- **Stated task**
Go through the lines below. Copy those with "speed".

(Collected data entries)
----------------------------------------

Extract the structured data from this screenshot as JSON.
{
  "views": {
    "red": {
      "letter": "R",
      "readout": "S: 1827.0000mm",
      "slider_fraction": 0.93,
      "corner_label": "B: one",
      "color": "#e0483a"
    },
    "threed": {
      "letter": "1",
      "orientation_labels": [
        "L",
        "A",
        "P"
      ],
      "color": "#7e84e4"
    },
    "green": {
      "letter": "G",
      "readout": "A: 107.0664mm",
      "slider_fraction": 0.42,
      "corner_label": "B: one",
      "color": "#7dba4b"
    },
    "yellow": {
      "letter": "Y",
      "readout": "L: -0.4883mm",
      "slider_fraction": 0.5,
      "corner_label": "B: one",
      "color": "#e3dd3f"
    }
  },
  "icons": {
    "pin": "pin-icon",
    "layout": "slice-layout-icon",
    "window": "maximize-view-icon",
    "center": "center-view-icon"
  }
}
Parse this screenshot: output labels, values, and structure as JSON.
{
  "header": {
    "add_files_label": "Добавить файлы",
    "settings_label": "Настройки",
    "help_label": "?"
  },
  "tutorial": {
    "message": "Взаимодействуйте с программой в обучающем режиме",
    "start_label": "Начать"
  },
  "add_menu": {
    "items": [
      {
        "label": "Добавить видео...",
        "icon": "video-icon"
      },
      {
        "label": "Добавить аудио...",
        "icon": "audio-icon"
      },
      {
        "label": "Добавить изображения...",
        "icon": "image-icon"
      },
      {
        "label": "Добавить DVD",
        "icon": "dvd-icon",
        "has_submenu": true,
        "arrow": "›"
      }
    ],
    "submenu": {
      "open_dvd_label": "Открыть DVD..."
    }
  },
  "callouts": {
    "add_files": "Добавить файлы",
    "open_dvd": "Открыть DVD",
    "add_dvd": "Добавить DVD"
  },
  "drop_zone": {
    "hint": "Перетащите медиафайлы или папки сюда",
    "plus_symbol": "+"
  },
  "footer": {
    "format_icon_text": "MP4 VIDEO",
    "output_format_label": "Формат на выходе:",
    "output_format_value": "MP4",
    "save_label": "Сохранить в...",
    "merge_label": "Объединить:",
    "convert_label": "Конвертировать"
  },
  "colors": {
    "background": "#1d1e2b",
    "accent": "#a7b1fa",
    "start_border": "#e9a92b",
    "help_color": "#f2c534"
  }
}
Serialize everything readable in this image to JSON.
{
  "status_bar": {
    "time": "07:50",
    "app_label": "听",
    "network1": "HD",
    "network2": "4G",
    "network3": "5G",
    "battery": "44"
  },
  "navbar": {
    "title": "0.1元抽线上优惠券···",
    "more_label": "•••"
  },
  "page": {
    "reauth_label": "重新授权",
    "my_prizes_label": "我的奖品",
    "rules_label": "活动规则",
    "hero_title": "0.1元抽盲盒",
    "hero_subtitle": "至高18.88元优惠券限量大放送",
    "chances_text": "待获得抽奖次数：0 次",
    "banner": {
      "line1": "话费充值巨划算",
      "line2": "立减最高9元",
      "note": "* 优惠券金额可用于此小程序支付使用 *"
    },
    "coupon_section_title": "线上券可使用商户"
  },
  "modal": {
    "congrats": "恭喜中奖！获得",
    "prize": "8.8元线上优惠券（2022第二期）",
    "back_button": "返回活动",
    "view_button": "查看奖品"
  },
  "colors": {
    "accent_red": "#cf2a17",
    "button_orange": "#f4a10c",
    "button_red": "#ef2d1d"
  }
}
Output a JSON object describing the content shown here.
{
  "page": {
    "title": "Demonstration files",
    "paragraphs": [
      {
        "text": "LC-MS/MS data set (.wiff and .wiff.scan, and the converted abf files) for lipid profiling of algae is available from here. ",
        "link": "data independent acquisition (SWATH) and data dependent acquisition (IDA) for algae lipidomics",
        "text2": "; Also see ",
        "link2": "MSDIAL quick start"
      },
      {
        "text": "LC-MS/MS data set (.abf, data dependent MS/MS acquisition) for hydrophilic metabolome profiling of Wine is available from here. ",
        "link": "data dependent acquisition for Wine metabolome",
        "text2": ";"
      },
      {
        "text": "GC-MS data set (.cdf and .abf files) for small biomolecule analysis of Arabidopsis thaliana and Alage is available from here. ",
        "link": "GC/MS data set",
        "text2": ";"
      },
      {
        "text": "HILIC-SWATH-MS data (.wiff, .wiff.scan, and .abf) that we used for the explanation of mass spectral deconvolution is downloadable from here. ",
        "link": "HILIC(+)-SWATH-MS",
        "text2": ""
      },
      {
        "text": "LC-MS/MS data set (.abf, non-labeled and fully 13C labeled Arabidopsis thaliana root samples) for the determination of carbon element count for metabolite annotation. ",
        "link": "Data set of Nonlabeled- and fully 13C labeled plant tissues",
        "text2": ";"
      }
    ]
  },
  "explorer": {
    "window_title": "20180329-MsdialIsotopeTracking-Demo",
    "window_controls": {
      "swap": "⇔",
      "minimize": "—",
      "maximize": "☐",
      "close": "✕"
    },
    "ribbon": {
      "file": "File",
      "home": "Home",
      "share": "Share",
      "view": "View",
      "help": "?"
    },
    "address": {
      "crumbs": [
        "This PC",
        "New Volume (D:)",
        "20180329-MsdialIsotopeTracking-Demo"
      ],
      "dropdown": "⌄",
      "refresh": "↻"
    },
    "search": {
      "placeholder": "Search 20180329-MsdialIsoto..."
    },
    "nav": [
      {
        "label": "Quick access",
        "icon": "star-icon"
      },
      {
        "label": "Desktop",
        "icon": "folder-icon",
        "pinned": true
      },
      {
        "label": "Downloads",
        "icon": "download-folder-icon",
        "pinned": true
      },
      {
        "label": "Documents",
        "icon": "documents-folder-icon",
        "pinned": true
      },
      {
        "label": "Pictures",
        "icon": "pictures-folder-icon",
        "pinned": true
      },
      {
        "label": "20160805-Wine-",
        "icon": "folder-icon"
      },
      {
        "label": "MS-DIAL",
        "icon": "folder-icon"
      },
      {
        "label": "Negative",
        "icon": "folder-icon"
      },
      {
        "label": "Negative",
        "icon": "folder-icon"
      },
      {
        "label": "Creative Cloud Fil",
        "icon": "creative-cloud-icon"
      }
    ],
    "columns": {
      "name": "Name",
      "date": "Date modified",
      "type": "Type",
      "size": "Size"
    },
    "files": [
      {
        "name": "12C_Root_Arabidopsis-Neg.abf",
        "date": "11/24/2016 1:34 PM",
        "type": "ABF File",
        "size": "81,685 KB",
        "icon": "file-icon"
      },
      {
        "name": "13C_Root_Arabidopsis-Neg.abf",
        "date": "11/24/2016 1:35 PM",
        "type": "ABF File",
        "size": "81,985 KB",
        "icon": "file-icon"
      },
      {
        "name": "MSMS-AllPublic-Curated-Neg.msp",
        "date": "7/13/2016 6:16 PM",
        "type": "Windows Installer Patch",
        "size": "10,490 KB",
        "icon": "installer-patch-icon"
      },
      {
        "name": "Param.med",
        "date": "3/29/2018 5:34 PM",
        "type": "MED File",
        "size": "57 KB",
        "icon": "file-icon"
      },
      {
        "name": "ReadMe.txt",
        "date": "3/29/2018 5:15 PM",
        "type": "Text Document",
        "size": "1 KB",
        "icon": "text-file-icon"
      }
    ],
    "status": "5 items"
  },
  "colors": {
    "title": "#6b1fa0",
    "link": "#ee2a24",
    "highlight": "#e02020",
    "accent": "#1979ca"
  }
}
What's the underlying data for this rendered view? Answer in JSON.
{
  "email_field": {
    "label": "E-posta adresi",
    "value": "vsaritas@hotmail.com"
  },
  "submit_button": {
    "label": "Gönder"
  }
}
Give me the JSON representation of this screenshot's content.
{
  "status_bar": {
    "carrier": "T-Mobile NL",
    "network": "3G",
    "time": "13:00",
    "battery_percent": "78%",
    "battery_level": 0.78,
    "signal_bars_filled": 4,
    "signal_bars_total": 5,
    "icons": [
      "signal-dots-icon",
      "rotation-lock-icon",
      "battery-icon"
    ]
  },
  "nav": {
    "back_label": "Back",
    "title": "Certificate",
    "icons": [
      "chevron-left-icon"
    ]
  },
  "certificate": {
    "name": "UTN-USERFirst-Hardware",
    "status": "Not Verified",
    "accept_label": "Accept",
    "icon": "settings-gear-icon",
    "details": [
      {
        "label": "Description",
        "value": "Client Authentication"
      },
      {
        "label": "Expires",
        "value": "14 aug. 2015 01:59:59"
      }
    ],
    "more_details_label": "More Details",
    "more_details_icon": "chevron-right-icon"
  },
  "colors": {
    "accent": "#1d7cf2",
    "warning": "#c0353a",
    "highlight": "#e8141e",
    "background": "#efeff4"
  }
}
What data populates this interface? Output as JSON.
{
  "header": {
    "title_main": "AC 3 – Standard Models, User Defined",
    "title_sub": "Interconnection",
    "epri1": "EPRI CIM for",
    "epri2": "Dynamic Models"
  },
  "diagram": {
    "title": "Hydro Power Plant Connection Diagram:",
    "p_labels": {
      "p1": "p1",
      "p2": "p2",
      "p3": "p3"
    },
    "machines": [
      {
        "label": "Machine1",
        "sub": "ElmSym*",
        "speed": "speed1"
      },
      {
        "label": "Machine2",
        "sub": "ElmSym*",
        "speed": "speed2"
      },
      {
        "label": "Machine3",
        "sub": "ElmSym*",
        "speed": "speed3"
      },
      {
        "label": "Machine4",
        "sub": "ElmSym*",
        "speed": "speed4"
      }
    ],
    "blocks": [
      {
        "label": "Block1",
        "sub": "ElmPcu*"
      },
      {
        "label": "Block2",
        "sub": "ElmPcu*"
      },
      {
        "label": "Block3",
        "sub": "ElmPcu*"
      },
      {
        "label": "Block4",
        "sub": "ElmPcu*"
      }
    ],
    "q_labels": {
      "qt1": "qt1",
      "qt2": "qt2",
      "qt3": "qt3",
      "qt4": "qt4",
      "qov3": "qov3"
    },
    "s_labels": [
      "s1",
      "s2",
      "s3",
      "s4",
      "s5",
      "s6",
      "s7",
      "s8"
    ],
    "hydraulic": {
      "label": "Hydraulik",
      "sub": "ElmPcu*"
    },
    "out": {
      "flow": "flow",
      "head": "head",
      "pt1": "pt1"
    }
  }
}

----------------------------------------

- **Reply**
        "speed": "speed1"
        "speed": "speed2"
        "speed": "speed3"
        "speed": "speed4"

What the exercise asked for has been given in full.